■ Task statement ■
Would you return the complete listing below word for word?

■ Record list ■

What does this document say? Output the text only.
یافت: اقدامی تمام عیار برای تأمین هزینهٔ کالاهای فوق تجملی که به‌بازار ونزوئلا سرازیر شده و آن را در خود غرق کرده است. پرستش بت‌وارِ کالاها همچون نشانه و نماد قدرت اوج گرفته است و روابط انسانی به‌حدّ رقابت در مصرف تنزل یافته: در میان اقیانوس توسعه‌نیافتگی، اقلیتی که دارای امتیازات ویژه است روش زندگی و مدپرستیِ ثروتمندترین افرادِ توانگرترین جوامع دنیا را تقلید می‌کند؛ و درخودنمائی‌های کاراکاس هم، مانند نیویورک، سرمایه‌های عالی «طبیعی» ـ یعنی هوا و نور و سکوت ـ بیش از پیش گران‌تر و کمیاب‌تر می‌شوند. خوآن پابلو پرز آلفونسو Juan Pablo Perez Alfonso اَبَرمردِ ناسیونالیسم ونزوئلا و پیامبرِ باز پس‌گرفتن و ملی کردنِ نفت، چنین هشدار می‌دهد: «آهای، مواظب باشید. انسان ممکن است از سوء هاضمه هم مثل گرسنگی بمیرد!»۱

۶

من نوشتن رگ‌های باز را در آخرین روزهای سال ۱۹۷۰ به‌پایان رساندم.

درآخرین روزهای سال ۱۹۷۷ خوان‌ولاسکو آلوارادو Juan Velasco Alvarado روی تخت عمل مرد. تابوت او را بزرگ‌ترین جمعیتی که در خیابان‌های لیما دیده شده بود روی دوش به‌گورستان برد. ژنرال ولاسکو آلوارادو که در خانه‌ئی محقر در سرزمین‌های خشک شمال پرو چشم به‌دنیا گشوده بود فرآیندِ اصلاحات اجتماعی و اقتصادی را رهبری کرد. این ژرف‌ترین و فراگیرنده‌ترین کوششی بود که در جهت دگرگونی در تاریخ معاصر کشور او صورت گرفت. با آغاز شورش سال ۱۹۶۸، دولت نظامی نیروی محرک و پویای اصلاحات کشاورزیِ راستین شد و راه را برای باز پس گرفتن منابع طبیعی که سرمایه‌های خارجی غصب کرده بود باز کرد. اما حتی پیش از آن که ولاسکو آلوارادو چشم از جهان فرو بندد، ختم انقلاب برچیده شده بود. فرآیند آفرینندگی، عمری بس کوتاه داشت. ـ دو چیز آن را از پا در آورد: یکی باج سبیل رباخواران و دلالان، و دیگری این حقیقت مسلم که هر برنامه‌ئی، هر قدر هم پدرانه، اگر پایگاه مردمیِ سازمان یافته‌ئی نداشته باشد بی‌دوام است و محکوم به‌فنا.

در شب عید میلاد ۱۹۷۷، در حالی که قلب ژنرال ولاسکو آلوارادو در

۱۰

■ Solution to this task ■
What does this document say? Output the text only.
یافت: اقدامی تمام عیار برای تأمین هزینهٔ کالاهای فوق تجملی که به‌بازار ونزوئلا سرازیر شده و آن را در خود غرق کرده است. پرستش بت‌وارِ کالاها همچون نشانه و نماد قدرت اوج گرفته است و روابط انسانی به‌حدّ رقابت در مصرف تنزل یافته: در میان اقیانوس توسعه‌نیافتگی، اقلیتی که دارای امتیازات ویژه است روش زندگی و مدپرستیِ ثروتمندترین افرادِ توانگرترین جوامع دنیا را تقلید می‌کند؛ و درخودنمائی‌های کاراکاس هم، مانند نیویورک، سرمایه‌های عالی «طبیعی» ـ یعنی هوا و نور و سکوت ـ بیش از پیش گران‌تر و کمیاب‌تر می‌شوند. خوآن پابلو پرز آلفونسو Juan Pablo Perez Alfonso اَبَرمردِ ناسیونالیسم ونزوئلا و پیامبرِ باز پس‌گرفتن و ملی کردنِ نفت، چنین هشدار می‌دهد: «آهای، مواظب باشید. انسان ممکن است از سوء هاضمه هم مثل گرسنگی بمیرد!»۱

۶

من نوشتن رگ‌های باز را در آخرین روزهای سال ۱۹۷۰ به‌پایان رساندم.

درآخرین روزهای سال ۱۹۷۷ خوان‌ولاسکو آلوارادو Juan Velasco Alvarado روی تخت عمل مرد. تابوت او را بزرگ‌ترین جمعیتی که در خیابان‌های لیما دیده شده بود روی دوش به‌گورستان برد. ژنرال ولاسکو آلوارادو که در خانه‌ئی محقر در سرزمین‌های خشک شمال پرو چشم به‌دنیا گشوده بود فرآیندِ اصلاحات اجتماعی و اقتصادی را رهبری کرد. این ژرف‌ترین و فراگیرنده‌ترین کوششی بود که در جهت دگرگونی در تاریخ معاصر کشور او صورت گرفت. با آغاز شورش سال ۱۹۶۸، دولت نظامی نیروی محرک و پویای اصلاحات کشاورزیِ راستین شد و راه را برای باز پس گرفتن منابع طبیعی که سرمایه‌های خارجی غصب کرده بود باز کرد. اما حتی پیش از آن که ولاسکو آلوارادو چشم از جهان فرو بندد، ختم انقلاب برچیده شده بود. فرآیند آفرینندگی، عمری بس کوتاه داشت. ـ دو چیز آن را از پا در آورد: یکی باج سبیل رباخواران و دلالان، و دیگری این حقیقت مسلم که هر برنامه‌ئی، هر قدر هم پدرانه، اگر پایگاه مردمیِ سازمان یافته‌ئی نداشته باشد بی‌دوام است و محکوم به‌فنا.

در شب عید میلاد ۱۹۷۷، در حالی که قلب ژنرال ولاسکو آلوارادو در

۱۰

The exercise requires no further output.